Quoted passage
The green warrior is such an easy meal and tastes so good and it's prepared super fast. I ate it 3 times already. Today I try something new from Attila's "Vegan for fit".
The challenge is to keep this space as it is now. An empty carpet can be vacuumed easily. To move piles of book is not inviting to clean this area. I'm happy with my work of the last weeks. The direction is clear: simplicity. Not having more than one needs is the goal. Most of us in the Western world have more.
Ashtanga yoga: Second series again with the third series asanas. I'm looking forward to my practice. It will be a home practice.......
Before chanting I do these three exercises. It's an easy start, it warms up my body. It's passive, so even on low energy days this is doable and most of the time I keep going then.
- The first 2 poses I got from M.. It prepares my body for back bending. I breathe deeply, especially the inhaling shall be deep.
- Afterwards I hang forward. This feels good for my legs. I stretch slowly and when I feel good and flexible, I start chanting. Then the show can begin....:)
For me today the Ashtanga yoga season has started. M is back. So many yoginis/yogis practiced in the shala. It fulfilled me with joy to see them all back for the next round. I had forgotten how much energy I can get from practicing in a group. I'm indeed thankful that I can do this all.
Not one single book is on the floor anymore. This makes cleaning so much easier. A simple life fits to a yogic lifestyle. Ashtanga yoga is time-consuming. The rest of the life must be simple therefore. I worked hard during the last days. The result is beautiful. Less things, less chores, more time for the essential things....
PS: This morning I woke up and thought: something is wrong with the pose I posted yesterday. Due to lack of space I didn't stretch the arms over the head. But this is it what I do. This deepens the back bending and stretches the parts of the shoulders.
I slept very long. Eight hours or even a bit longer. Can be that I needed it. But now I'm present. Eyes are open. Energy can be felt. This energy is much needed to finish my tasks. Will we need another day to put the books back into the shelves? I hope not.
My skills to organize things, to get things done improved. I think I can need this in order to accomplish all the projects that are in my mind. I know how to motivate myself. Concentration improved. To sum it up, I feel good. Action now.
Tonight I'll prepare the green warrior (a vegan meal from the book by Attila: Vegan for fit) for omnivores. I'm so curious if they will like it. These days I love 2 course menues. I'm still searching a vegan dessert. I'm sure I'll find one in one of the books of my cooking books collection.........
Your life is only a series of automatically conditioned reflexes very far removed from
the deliberate and purposeful action of free-will that you suppose it to be.
OH, I was busy with life today.
Oh no, I was not dawdling and enjoying laziness, I also wasn't hanging on the phone (I scarcely do), I was also not conversing (happens more often those times). First I defined my goals. 3 rooms should be clean by the end of the day. 1 is cleaned, 1 is almost done and 1 I haven't touched. And 1 room is a mess. This renovation was time intensive. I repeat myself, but it was worth the time and effort that I've put into this task already. I've discovered talents on me that I've not yet seen so far. The organisation of all this was so smooth. I'm enthusiastic about myself. I guess we need 2 more days and then I can get back to a "normal" life.

Exercise tasks
(a) Translate this sentence from the diary entries into Spanish: "I had forgotten how much energy I can get from practicing in a group."
(b) According to the diary entries, which book does the green warrior recipe come from?

Data excerpt

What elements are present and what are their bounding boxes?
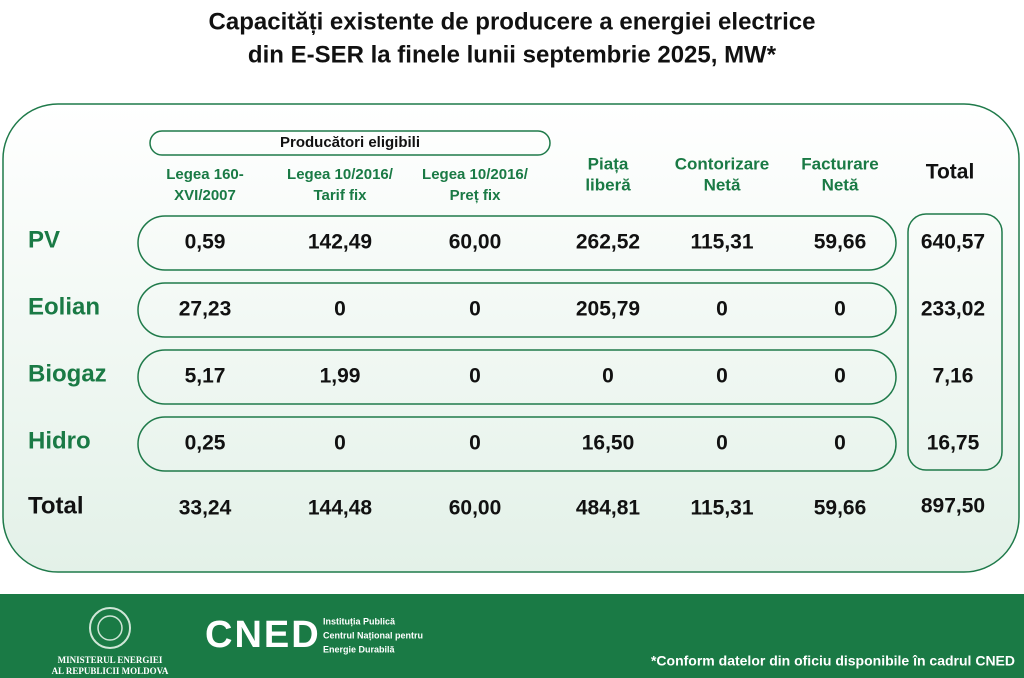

Outputs in order
(a) Había olvidado cuánta energía puedo obtener al practicar en grupo.

(b) "Vegan for fit" by Attila.